PROBLEM:
Give back, unchanged, each line from the one containing "Read all visible content and emit it as JSON." through the last line of the entries below.

Extracted data entries:
--------

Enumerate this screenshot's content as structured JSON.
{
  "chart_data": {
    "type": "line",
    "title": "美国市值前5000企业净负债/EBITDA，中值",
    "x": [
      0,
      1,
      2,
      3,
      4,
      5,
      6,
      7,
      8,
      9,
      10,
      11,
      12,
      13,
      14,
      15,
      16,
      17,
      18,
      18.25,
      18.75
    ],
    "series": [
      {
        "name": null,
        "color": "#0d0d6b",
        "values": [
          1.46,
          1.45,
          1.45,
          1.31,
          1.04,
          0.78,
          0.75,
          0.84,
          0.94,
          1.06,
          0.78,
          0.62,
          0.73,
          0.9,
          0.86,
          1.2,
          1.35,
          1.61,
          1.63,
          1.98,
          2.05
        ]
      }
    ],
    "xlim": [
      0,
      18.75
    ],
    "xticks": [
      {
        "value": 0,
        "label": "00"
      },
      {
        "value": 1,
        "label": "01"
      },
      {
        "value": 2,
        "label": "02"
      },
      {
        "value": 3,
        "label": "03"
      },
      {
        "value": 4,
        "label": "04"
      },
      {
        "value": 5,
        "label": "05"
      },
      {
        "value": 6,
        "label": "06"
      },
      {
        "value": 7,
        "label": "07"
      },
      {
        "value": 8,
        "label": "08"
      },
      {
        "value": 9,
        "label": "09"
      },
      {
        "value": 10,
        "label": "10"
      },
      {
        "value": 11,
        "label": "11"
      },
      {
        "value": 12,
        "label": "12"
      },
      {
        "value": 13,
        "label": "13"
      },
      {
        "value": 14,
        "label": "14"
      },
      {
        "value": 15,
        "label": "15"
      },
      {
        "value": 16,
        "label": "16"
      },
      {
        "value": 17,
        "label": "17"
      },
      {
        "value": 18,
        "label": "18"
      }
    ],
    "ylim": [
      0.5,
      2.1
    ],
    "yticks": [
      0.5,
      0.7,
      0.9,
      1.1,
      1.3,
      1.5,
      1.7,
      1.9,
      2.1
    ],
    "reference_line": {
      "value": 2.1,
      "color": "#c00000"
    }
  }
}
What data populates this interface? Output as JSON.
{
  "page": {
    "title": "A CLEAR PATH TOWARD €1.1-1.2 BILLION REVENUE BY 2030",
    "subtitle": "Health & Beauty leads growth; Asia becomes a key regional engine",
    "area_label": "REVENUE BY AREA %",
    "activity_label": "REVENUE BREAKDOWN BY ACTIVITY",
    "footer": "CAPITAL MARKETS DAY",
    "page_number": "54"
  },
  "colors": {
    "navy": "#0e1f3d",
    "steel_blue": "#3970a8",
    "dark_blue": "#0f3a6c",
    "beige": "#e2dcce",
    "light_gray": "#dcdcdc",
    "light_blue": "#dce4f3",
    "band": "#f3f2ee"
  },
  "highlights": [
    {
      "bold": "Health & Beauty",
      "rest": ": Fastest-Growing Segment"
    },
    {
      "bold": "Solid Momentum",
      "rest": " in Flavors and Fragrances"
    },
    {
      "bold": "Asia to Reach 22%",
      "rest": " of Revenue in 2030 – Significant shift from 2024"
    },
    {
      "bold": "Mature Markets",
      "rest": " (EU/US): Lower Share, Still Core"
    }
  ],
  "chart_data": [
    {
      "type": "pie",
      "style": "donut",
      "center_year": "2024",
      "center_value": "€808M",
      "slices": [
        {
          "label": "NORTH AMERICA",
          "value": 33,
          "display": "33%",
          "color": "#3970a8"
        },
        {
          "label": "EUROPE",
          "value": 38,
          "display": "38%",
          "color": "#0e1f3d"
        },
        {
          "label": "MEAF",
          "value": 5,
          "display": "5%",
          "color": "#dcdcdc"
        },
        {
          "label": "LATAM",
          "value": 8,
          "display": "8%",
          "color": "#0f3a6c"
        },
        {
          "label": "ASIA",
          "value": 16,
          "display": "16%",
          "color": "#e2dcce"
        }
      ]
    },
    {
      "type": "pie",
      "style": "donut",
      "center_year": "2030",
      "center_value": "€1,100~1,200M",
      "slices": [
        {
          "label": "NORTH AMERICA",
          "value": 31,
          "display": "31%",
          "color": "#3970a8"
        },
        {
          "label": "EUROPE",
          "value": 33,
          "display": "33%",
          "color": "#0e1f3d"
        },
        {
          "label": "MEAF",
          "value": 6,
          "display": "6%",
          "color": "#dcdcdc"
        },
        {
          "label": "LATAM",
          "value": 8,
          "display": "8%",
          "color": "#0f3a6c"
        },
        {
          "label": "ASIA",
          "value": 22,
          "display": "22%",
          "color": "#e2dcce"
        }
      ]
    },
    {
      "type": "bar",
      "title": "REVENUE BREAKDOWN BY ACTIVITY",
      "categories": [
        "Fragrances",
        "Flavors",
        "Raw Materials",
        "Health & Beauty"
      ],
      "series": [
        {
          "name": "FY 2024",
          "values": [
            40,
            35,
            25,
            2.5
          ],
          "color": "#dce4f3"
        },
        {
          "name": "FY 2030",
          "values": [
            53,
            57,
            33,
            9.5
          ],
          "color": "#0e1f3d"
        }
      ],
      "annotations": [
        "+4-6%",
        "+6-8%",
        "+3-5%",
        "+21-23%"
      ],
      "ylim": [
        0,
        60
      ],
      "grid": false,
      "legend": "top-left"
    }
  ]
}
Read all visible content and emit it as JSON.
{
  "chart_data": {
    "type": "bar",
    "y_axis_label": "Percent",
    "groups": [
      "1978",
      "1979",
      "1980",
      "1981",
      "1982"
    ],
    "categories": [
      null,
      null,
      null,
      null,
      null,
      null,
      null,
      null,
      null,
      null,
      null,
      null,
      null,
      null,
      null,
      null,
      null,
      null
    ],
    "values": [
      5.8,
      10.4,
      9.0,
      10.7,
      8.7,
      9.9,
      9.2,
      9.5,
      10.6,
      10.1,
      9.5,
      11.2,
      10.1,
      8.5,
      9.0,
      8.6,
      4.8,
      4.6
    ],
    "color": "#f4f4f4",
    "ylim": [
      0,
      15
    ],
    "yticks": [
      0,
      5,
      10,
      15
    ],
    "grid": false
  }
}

--------

RESULT OF THE TASK:
Read all visible content and emit it as JSON.
{
  "chart_data": {
    "type": "bar",
    "y_axis_label": "Percent",
    "groups": [
      "1978",
      "1979",
      "1980",
      "1981",
      "1982"
    ],
    "categories": [
      null,
      null,
      null,
      null,
      null,
      null,
      null,
      null,
      null,
      null,
      null,
      null,
      null,
      null,
      null,
      null,
      null,
      null
    ],
    "values": [
      5.8,
      10.4,
      9.0,
      10.7,
      8.7,
      9.9,
      9.2,
      9.5,
      10.6,
      10.1,
      9.5,
      11.2,
      10.1,
      8.5,
      9.0,
      8.6,
      4.8,
      4.6
    ],
    "color": "#f4f4f4",
    "ylim": [
      0,
      15
    ],
    "yticks": [
      0,
      5,
      10,
      15
    ],
    "grid": false
  }
}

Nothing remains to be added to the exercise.